King George's Hall, Blackburn, Sat 24th May 2014 (25/05/14)

Roger Green:

First of all there is some unfinished business from April's gig in Holmfirth. HMHB had revisited Paintball's Coming Home, which on this occasion included the line "Elbow, Coldplay, Snow Patrol" (four times). When we were on a train to Hull (calling at Selby and Brough, also at South Milford on the way back), I mentioned this to my mate Mark, who often acts as a research consultant for these reviews. He surprised me with his response: "Snow Patrol once supported HMHB, didn't they?" Memory like a sieve, I didn't have a clue. Surely not true? Mark keeps a written record of every gig he has ever attended, and later he checked his files and confirmed the details. It was Monday 20 March 2000 at The Duchess in Leeds. The Duchess was one of the finest venues there has ever been in Leeds. Nirvana and Oasis played there in their respective early days, and it was a regular stop-off for HMHB through the 1990s. But these things inevitably come to an end. A Monday in itself is an unusual night for HMHB to play, but it was part of the final week's programme, which (again, subject to appalling memory) included Status Quo. The place is a Hugo Boss shop now. Yeah, great.

Aim of the task
In the gig review, on what date and at which venue did Snow Patrol support HMHB? The records have nothing to do with the gig review.

Saved entries

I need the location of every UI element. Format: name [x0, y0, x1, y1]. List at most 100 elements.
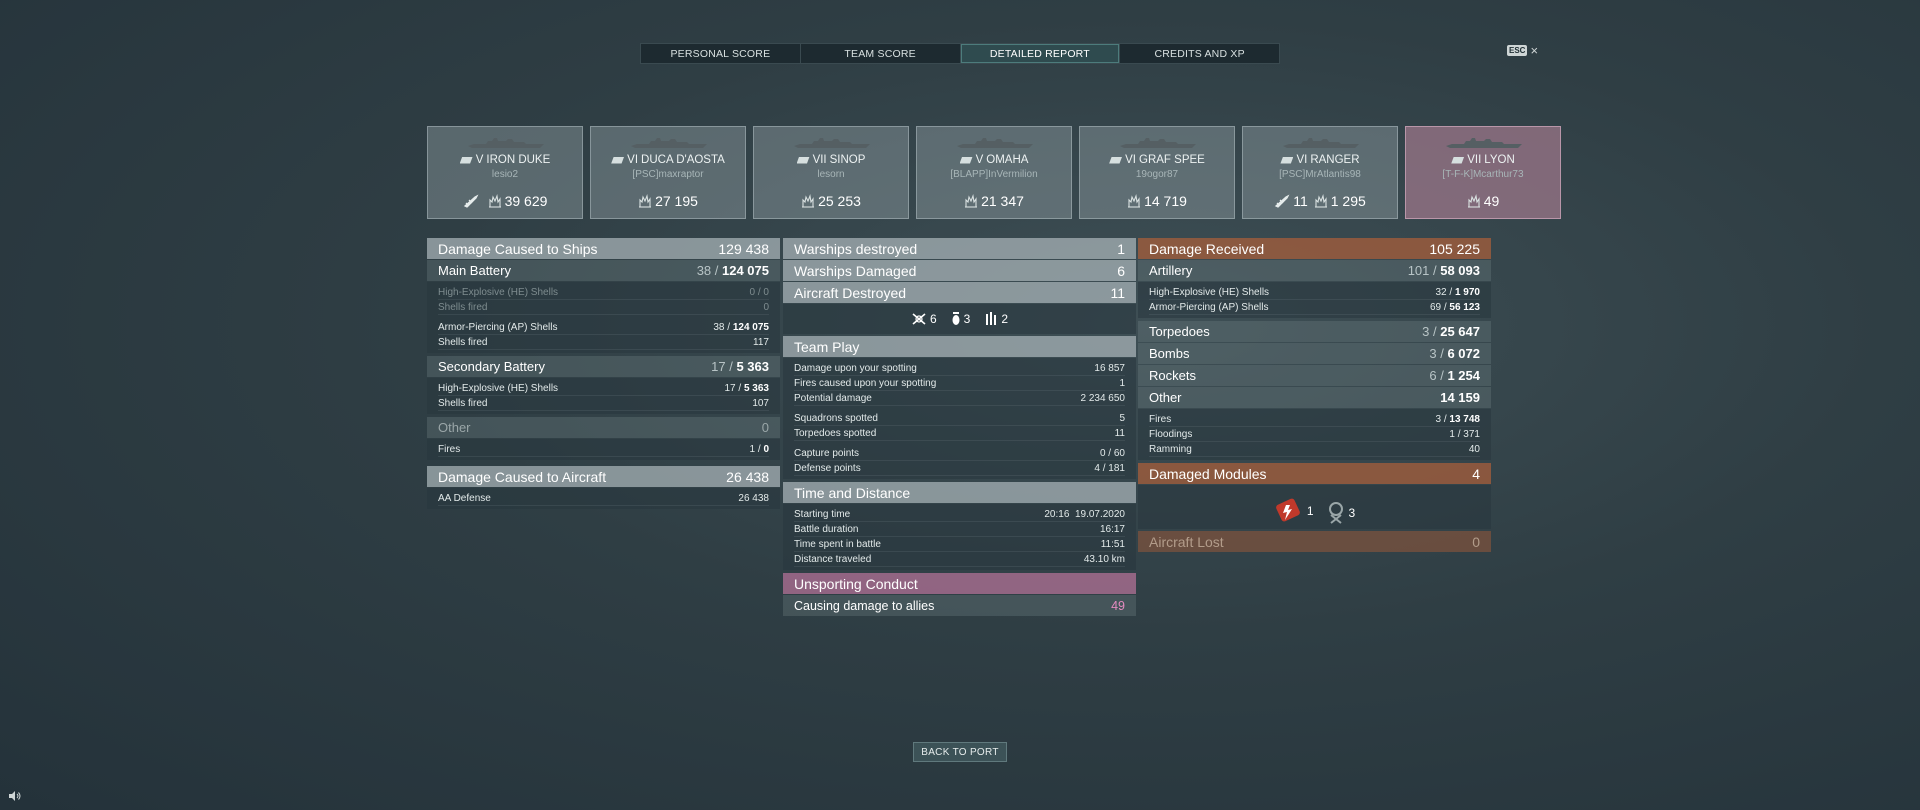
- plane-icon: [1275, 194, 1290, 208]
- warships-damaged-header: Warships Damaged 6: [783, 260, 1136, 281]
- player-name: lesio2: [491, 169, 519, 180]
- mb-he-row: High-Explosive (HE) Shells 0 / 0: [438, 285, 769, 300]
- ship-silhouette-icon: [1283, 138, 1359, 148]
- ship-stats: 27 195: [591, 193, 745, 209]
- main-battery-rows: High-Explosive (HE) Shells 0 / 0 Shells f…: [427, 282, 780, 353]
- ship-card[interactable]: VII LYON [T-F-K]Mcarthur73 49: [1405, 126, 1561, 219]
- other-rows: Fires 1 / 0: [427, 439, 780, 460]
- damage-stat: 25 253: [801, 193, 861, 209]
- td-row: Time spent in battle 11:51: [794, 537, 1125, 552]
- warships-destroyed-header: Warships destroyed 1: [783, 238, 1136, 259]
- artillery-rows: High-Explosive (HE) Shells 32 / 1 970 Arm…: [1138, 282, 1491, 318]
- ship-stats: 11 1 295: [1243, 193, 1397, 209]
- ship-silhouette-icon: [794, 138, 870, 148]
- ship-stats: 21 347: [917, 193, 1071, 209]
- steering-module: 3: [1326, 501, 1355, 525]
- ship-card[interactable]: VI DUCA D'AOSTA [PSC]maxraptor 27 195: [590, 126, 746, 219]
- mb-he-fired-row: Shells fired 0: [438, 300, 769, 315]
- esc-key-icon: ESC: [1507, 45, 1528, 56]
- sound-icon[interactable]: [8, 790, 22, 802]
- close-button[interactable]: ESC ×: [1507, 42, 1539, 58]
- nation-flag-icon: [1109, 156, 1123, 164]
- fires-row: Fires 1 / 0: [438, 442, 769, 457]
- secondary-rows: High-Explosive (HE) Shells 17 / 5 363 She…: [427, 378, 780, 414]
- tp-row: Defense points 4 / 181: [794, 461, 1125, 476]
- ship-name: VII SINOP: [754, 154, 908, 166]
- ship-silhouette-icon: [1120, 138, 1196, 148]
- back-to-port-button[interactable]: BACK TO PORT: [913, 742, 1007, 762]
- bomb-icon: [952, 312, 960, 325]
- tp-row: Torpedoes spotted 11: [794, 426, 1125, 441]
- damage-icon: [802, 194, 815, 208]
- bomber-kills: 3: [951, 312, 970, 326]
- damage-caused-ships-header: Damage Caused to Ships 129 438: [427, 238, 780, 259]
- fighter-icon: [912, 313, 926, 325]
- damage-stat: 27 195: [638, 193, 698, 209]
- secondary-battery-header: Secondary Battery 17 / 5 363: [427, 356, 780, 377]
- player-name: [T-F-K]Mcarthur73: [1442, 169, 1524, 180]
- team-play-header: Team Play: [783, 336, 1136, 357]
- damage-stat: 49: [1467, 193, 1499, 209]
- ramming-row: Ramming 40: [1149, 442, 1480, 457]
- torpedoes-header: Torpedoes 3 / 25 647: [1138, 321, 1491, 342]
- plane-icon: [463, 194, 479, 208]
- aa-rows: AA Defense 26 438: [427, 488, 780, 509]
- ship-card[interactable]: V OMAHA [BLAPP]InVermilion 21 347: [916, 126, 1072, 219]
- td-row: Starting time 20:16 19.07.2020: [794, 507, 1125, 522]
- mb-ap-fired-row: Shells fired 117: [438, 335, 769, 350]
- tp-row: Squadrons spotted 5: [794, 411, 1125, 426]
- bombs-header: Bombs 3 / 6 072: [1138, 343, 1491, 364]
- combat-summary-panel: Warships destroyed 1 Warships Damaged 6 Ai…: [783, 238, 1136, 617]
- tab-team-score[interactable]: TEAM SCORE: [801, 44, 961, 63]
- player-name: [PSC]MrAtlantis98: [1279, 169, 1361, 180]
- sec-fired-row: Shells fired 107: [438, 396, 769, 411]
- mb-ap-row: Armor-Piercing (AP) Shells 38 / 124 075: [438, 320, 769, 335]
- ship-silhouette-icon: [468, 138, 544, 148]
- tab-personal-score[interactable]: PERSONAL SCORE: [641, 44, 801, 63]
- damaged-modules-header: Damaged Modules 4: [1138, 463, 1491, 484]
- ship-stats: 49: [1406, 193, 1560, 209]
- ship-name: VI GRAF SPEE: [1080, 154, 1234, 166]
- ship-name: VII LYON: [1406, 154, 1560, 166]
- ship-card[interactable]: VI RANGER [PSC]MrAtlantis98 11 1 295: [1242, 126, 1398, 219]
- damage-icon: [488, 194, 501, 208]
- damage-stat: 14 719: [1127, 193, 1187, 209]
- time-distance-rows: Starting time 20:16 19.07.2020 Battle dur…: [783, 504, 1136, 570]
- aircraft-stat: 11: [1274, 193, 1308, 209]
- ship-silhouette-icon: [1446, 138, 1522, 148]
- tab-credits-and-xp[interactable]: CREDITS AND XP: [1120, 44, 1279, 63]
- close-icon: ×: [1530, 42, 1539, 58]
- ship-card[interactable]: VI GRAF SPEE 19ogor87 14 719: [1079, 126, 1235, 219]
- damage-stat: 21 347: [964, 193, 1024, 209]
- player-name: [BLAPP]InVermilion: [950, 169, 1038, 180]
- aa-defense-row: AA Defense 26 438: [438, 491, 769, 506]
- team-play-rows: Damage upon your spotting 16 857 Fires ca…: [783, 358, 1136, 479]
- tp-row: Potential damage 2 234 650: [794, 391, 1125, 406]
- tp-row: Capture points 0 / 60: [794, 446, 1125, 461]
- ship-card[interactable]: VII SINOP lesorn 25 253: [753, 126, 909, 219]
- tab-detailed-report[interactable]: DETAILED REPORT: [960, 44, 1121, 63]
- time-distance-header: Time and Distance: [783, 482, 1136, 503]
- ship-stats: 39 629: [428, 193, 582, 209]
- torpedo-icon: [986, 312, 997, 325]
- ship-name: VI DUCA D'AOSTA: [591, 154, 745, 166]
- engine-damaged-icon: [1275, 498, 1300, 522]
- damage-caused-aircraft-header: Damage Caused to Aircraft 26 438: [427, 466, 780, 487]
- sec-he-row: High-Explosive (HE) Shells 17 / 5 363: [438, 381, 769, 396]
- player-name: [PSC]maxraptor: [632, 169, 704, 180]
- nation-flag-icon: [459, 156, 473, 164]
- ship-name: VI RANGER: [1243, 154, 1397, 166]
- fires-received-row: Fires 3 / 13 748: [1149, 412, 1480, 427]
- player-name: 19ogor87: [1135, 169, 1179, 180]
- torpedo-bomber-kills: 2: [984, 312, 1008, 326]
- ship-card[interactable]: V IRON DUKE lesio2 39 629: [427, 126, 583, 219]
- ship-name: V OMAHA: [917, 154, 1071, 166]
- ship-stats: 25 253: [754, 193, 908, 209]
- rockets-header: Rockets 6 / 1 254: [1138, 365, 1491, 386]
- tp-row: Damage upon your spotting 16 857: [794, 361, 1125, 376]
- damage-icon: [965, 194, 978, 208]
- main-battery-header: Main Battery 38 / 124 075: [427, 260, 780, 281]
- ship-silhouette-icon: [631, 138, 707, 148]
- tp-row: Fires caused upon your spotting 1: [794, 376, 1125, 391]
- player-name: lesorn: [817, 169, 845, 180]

Expected answer
Monday 20 March 2000, at The Duchess in Leeds.